→ Given task
Entries follow. Set all of them down as they stand.
[Start Data rows]
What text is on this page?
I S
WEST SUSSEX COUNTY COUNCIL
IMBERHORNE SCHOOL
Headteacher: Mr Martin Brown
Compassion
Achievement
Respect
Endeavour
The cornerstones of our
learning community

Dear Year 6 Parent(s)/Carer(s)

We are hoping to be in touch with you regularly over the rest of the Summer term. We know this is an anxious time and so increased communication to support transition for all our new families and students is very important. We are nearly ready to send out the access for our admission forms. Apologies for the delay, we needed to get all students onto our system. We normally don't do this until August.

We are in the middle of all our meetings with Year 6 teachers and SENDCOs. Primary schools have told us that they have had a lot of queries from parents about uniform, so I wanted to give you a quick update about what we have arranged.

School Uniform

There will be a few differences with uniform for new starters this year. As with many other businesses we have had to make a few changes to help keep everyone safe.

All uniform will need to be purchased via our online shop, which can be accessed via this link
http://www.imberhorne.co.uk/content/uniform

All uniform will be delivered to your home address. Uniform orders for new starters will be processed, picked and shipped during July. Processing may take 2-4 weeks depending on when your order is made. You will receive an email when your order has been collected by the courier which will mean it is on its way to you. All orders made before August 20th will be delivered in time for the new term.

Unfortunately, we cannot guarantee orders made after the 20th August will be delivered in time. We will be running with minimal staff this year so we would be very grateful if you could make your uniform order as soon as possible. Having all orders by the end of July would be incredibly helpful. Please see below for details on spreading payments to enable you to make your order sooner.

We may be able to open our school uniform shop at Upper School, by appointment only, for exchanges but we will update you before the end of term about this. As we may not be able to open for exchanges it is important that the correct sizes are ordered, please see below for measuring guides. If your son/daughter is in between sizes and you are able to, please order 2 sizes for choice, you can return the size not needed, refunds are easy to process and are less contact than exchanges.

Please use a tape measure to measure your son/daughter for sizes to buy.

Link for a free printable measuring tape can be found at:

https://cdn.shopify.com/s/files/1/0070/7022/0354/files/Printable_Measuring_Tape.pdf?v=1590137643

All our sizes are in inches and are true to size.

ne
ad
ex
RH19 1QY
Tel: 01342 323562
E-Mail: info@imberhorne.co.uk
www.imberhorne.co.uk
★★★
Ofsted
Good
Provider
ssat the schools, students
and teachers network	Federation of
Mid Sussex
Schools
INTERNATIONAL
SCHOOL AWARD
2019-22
[End Data rows]
→ Reply to the task
What text is on this page?
I S
WEST SUSSEX COUNTY COUNCIL
IMBERHORNE SCHOOL
Headteacher: Mr Martin Brown
Compassion
Achievement
Respect
Endeavour
The cornerstones of our
learning community

Dear Year 6 Parent(s)/Carer(s)

We are hoping to be in touch with you regularly over the rest of the Summer term. We know this is an anxious time and so increased communication to support transition for all our new families and students is very important. We are nearly ready to send out the access for our admission forms. Apologies for the delay, we needed to get all students onto our system. We normally don't do this until August.

We are in the middle of all our meetings with Year 6 teachers and SENDCOs. Primary schools have told us that they have had a lot of queries from parents about uniform, so I wanted to give you a quick update about what we have arranged.

School Uniform

There will be a few differences with uniform for new starters this year. As with many other businesses we have had to make a few changes to help keep everyone safe.

All uniform will need to be purchased via our online shop, which can be accessed via this link
http://www.imberhorne.co.uk/content/uniform

All uniform will be delivered to your home address. Uniform orders for new starters will be processed, picked and shipped during July. Processing may take 2-4 weeks depending on when your order is made. You will receive an email when your order has been collected by the courier which will mean it is on its way to you. All orders made before August 20th will be delivered in time for the new term.

Unfortunately, we cannot guarantee orders made after the 20th August will be delivered in time. We will be running with minimal staff this year so we would be very grateful if you could make your uniform order as soon as possible. Having all orders by the end of July would be incredibly helpful. Please see below for details on spreading payments to enable you to make your order sooner.

We may be able to open our school uniform shop at Upper School, by appointment only, for exchanges but we will update you before the end of term about this. As we may not be able to open for exchanges it is important that the correct sizes are ordered, please see below for measuring guides. If your son/daughter is in between sizes and you are able to, please order 2 sizes for choice, you can return the size not needed, refunds are easy to process and are less contact than exchanges.

Please use a tape measure to measure your son/daughter for sizes to buy.

Link for a free printable measuring tape can be found at:

https://cdn.shopify.com/s/files/1/0070/7022/0354/files/Printable_Measuring_Tape.pdf?v=1590137643

All our sizes are in inches and are true to size.

ne
ad
ex
RH19 1QY
Tel: 01342 323562
E-Mail: info@imberhorne.co.uk
www.imberhorne.co.uk
★★★
Ofsted
Good
Provider
ssat the schools, students
and teachers network	Federation of
Mid Sussex
Schools
INTERNATIONAL
SCHOOL AWARD
2019-22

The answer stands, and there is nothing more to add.